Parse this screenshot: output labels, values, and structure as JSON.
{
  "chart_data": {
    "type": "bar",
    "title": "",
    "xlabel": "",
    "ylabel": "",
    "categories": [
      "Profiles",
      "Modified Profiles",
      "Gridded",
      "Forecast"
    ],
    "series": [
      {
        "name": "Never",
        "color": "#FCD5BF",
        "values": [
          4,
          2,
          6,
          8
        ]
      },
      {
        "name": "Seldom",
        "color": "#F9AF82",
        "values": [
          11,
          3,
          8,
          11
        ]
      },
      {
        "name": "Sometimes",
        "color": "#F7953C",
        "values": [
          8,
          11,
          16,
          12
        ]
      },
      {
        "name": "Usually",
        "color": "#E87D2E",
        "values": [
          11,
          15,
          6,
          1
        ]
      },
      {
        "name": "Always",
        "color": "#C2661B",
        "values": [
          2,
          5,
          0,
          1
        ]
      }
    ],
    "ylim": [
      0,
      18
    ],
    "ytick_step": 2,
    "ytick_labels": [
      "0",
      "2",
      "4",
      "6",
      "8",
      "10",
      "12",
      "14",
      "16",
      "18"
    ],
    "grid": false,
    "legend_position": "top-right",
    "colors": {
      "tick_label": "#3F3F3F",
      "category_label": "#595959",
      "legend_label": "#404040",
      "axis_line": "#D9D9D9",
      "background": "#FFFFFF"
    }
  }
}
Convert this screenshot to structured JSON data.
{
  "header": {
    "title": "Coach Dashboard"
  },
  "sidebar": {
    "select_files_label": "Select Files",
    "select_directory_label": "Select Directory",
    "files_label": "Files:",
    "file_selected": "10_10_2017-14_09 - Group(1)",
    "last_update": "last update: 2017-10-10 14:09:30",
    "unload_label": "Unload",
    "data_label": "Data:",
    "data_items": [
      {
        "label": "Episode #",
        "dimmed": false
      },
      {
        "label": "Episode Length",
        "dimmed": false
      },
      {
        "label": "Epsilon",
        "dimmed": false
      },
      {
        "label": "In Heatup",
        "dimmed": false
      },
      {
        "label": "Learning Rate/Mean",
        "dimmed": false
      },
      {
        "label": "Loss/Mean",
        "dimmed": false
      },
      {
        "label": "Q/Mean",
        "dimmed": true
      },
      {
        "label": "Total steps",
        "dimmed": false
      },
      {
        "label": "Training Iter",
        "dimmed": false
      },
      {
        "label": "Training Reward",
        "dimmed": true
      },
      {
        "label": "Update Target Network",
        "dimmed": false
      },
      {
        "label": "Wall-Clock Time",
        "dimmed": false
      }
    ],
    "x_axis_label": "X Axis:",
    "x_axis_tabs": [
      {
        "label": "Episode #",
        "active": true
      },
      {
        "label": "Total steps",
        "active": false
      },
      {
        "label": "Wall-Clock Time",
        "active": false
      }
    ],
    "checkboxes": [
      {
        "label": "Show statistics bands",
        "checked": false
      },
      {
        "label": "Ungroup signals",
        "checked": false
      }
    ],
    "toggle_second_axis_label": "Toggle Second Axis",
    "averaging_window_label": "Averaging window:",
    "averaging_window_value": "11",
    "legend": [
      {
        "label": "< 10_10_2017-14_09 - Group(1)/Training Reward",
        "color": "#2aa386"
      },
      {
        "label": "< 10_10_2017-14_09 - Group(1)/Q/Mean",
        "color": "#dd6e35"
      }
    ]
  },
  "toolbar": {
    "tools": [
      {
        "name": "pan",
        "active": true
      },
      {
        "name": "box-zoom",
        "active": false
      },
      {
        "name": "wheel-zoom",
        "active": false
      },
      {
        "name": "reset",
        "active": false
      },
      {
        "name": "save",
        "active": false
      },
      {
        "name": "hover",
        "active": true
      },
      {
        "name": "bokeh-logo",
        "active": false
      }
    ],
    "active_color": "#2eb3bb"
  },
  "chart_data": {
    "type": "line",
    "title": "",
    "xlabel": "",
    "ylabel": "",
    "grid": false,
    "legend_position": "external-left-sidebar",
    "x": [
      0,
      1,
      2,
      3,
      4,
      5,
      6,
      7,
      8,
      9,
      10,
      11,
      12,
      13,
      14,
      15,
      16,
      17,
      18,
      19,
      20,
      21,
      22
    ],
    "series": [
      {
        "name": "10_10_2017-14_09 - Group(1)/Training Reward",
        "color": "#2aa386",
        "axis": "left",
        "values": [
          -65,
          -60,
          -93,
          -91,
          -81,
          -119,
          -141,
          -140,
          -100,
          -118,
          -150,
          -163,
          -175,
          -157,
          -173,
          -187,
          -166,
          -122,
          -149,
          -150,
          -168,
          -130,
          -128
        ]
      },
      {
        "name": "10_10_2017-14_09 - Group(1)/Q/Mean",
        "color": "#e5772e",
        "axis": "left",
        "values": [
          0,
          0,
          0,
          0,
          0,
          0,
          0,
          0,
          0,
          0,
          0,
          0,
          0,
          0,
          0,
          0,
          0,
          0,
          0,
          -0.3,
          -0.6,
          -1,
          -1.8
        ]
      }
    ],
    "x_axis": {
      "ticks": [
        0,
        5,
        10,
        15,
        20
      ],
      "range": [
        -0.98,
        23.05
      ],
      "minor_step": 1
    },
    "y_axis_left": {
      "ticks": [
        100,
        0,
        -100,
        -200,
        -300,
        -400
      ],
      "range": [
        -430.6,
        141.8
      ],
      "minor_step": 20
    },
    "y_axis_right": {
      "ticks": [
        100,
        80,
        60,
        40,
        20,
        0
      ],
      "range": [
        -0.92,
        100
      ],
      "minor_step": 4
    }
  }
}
☆ ☆ ☆
◆ **Your objective**:
Return every line in the listing that contains the word "JSON".

◆ **Complete answer**:
Parse this screenshot: output labels, values, and structure as JSON.
Convert this screenshot to structured JSON data.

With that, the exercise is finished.